En el sentido contrario está el famoso diálogo entre Philip Roth y Milan Kundera, el lector disculpará si ya lo he citado alguna vez pero es que me he hecho el propósito de citar este diálogo por lo menos una vez el año, ya que lo merece. Figura en el libro de entrevistas de Roth con algunos de los mejores escritores de su tiempo.
--Roth: ¿Cree usted que el fin del mundo llegará pronto?
--Kundera: Depende de lo que usted entienda por pronto.
--Roth: Hoy, o mañana.
--Kunder: Bueno, la preocupación por el fin del mundo es algo que siempre han tenido los seres humanos.
--Roth: Entonces, ¿no hay por qué preocuparse?
--Kundera: ¡Al contrario! ¡Si la humanidad lleva tanto tiempo pensando en eso, por algo será!
Bien, he aquí un discurso complejo, a la vez meditativo y cómico, en las antípodas del optimismo que pretende que, puesto que hemos llegado hasta aquí, seguiremos mucho más allá; es el bobo optimismo del anciano que al cumplir cien años de vida supone que, ya que fallece muy poca gente de su edad, es improbable que él se muera.
Esta ceguera sirve para negar, o por lo menos relativizar, la evidencia de numerosas señales muy inquietantes. Sirve para dar sustento intelectual a la continuidad irreflexiva y desenfrenada del credo liberal y las prácticas depredatorias del laissez faire, laissez passer.
Que también alrededor del año mil trastornó a Europa un gran temor a la inmediatez del fin del mundo, pero luego no pasó nada; que las plagas de peste y cólera medievales parecían capaces de exterminar a la humanidad y sin embargo aquí estamos, multiplicados... es la coartada perezosa para no extraer consecuencias de los datos aterradores que nos proporciona la observación científica de la realidad contemporánea. ¿Que la revolución industrial ha sido en muchos aspectos una hazaña asombrosa y transformadora? Seguro. Pero también es verdad que en sólo dos siglos ha puesto a la naturaleza en estado de crisis y que es hora de cambiar de mentalidad.

Datos de detección del diseño de documentos
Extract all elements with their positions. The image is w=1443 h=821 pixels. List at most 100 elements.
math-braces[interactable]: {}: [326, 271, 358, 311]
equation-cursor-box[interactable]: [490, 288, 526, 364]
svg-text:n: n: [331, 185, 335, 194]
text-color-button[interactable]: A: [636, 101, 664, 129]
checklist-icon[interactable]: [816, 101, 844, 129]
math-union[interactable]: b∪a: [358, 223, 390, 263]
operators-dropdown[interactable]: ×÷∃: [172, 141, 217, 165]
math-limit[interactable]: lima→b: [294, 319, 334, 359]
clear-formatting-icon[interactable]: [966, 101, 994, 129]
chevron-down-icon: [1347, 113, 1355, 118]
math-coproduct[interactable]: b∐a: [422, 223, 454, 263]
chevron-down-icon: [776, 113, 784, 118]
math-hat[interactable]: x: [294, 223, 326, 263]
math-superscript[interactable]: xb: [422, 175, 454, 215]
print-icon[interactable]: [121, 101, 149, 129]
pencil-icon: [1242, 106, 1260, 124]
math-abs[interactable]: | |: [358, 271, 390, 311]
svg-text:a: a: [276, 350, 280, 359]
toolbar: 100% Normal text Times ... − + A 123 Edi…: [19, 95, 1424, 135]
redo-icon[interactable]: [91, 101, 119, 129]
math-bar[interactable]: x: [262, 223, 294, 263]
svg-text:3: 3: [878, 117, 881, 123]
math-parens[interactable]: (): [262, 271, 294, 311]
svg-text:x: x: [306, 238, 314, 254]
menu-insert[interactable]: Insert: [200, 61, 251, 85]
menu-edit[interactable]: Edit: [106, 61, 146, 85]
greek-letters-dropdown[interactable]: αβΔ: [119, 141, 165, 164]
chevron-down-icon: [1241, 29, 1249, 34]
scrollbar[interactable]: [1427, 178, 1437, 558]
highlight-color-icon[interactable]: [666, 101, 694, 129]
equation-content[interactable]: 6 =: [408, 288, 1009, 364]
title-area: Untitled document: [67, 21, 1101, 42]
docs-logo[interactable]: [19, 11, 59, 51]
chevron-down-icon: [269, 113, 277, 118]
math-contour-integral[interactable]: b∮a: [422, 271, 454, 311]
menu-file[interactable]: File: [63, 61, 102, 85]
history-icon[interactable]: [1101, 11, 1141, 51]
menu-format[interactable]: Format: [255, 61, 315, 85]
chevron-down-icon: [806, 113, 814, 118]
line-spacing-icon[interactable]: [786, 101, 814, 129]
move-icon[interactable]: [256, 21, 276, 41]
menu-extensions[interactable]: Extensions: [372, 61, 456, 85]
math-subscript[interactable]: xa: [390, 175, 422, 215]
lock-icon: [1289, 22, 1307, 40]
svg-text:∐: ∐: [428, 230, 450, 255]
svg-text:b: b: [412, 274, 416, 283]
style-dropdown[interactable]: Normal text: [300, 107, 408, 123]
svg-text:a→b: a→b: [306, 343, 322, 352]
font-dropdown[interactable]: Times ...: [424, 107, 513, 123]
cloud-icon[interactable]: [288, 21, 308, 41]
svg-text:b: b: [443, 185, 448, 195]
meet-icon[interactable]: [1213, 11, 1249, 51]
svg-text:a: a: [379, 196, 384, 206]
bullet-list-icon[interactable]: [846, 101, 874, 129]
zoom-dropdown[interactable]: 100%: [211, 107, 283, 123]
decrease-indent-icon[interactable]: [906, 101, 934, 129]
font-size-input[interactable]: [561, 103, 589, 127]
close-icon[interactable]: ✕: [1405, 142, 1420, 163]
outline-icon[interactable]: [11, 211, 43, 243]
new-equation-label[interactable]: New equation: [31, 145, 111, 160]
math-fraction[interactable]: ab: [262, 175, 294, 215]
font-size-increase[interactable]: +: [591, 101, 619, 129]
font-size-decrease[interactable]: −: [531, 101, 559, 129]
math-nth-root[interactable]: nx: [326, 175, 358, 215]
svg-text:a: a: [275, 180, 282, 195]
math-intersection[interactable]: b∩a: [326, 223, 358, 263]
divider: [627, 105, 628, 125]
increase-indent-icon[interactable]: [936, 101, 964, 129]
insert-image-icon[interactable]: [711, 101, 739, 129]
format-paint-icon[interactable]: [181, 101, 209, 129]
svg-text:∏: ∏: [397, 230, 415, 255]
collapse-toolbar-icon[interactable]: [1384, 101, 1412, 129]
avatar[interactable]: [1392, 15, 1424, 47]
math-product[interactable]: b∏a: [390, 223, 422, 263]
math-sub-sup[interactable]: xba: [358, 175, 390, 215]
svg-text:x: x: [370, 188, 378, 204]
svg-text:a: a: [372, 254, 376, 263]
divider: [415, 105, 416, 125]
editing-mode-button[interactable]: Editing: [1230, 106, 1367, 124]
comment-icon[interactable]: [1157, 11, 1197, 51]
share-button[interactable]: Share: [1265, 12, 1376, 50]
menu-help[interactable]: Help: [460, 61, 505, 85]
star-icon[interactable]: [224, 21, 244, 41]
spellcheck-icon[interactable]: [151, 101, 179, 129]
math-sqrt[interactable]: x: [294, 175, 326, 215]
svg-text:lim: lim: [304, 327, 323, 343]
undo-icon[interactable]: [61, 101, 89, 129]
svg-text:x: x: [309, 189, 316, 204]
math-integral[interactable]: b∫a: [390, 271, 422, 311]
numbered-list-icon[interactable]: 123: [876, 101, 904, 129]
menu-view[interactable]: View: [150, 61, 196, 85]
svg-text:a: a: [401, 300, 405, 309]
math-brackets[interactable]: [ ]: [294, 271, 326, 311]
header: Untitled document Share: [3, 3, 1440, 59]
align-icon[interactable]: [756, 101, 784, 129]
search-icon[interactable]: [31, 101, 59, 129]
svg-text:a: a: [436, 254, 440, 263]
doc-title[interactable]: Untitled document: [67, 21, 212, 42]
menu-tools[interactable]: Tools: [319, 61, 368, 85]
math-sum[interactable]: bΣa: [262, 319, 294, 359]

(Tareas por realizar)
1 > Reproduzca el pasaje del texto sobre el fin del mundo que va desde "En el sentido" hasta "mundo llegará pronto?".
2 > Prosiga con el texto sobre el fin del mundo a partir de su última oración.

(Tareas resueltas)
1 >
En el sentido contrario está el famoso diálogo entre Philip Roth y Milan Kundera, el lector disculpará si ya lo he citado alguna vez pero es que me he hecho el propósito de citar este diálogo por lo menos una vez el año, ya que lo merece. Figura en el libro de entrevistas de Roth con algunos de los mejores escritores de su tiempo.
--Roth: ¿Cree usted que el fin del mundo llegará pronto?

2 >
Poco antes de morir (en el año 2018), Stephen Hawking predijo que, a medio plazo, la única esperanza que tiene la humanidad de sobrevivir es la colonización de otros planetas. Si él estaba en lo cierto, entonces nosotros estamos condenados. Ya que los carísimos caprichos y las fantasías propias de una colección de cromos de ciencia ficción que difunden cuatro milmillonarios de Silicon Valley que, porque han enviado unos cohetes al vacío, creen que recrearán Nueva York en la superficie de Marte, son poco o nada convincentes.
Ser depresivo no es una enfermedad --por cierto, muy extendida, muy difusa-- sino una lucidez indeseable, porque inhabilita para la supervivencia.
Ahora bien: dicho esto, si en breve se descubre en algún laboratorio, europeo o norteamericano, o hasta chino, me da igual, la manera de provocar, con un gasto insignificante de energía, la fusión del átomo, entonces me comeré mis palabras. Y predicaré que en el momento más difícil, más desesperado, la humanidad es capaz de una contorsión inesperada y sale adelante. El pesimismo y el recelo ante el porvenir, que son un signo de estos tiempos, ya no tendrán razón de ser. Todo volverá a empezar. Me volveré un optimista.